:: Given request ::
Check each line of the records below and collect those holding "title".

>> START Entries supplied

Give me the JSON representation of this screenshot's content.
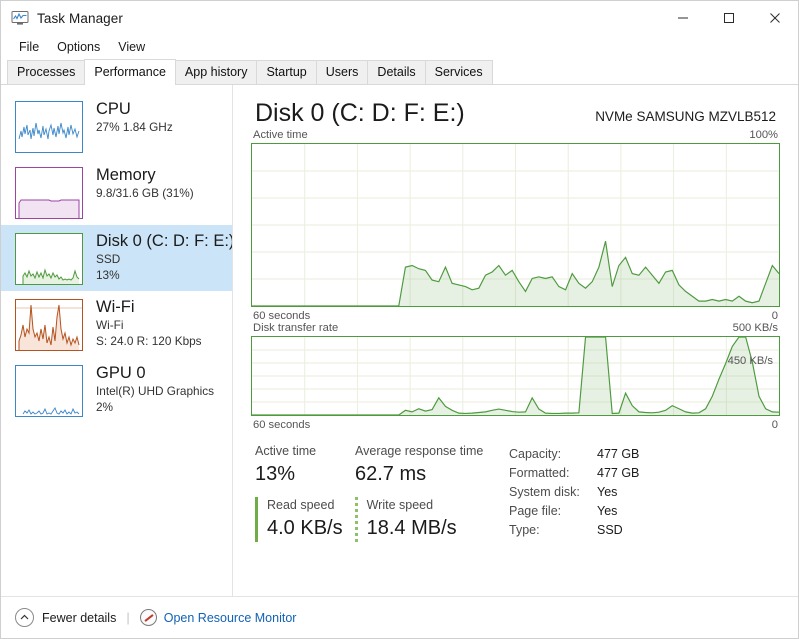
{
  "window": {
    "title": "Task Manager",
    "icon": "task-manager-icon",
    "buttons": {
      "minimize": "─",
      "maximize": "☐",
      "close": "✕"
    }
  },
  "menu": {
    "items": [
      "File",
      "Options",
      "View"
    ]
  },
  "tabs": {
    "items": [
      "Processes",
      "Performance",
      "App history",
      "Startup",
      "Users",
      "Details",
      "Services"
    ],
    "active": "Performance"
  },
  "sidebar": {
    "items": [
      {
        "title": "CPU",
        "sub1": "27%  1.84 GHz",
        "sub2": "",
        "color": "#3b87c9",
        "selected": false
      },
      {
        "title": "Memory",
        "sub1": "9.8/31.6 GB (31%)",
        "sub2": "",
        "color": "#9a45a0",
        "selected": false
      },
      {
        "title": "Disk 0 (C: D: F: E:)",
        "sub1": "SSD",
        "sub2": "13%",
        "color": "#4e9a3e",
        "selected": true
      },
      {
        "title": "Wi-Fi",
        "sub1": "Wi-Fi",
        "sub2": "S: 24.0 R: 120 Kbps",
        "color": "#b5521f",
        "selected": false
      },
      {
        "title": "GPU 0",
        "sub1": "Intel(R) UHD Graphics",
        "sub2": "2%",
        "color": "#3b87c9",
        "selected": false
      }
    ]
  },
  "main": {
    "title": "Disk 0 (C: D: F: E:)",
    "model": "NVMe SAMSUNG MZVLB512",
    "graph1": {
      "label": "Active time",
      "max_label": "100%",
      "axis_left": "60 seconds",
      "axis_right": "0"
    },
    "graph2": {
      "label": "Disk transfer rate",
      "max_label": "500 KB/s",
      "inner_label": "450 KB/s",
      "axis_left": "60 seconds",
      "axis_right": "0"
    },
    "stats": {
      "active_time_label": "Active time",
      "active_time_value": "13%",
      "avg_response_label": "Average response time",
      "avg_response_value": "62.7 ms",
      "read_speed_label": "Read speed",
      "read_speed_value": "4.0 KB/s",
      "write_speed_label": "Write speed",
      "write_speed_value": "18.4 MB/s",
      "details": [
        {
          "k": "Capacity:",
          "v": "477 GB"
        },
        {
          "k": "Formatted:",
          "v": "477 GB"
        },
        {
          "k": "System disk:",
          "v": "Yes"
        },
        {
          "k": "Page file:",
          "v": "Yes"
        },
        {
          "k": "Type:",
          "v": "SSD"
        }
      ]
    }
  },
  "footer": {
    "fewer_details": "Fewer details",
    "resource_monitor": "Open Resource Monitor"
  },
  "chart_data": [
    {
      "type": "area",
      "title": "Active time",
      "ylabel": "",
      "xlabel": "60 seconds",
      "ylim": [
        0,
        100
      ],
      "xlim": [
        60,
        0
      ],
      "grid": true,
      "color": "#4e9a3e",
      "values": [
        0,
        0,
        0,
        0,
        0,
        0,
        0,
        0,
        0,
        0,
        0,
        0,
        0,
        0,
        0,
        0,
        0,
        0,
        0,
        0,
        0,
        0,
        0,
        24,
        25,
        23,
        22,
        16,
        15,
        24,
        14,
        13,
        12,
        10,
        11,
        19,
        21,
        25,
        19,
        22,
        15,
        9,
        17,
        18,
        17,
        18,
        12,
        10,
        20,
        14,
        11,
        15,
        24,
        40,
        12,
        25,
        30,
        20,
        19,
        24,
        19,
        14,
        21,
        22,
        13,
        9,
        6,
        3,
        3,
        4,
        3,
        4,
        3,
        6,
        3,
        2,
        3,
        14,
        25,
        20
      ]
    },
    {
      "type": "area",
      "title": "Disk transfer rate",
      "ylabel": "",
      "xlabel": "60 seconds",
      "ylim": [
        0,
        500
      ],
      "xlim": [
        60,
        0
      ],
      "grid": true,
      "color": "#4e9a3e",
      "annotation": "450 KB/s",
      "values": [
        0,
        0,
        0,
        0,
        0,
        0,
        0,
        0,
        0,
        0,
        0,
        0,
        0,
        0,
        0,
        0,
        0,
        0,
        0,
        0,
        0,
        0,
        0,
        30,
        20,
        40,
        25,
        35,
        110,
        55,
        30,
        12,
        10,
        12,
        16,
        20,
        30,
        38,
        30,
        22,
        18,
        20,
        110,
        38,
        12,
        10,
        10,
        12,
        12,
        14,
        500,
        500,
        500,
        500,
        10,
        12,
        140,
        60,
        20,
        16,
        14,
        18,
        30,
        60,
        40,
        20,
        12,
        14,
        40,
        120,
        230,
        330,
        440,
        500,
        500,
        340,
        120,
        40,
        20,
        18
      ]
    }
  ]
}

>> END Entries supplied

:: Answer to the problem ::
    "title": "Task Manager",
        "title": "CPU",
        "title": "Memory",
        "title": "Disk 0 (C: D: F: E:)",
        "title": "Wi-Fi",
        "title": "GPU 0",
    "title": "Disk 0 (C: D: F: E:)",
      "title": "Active time",
      "title": "Disk transfer rate",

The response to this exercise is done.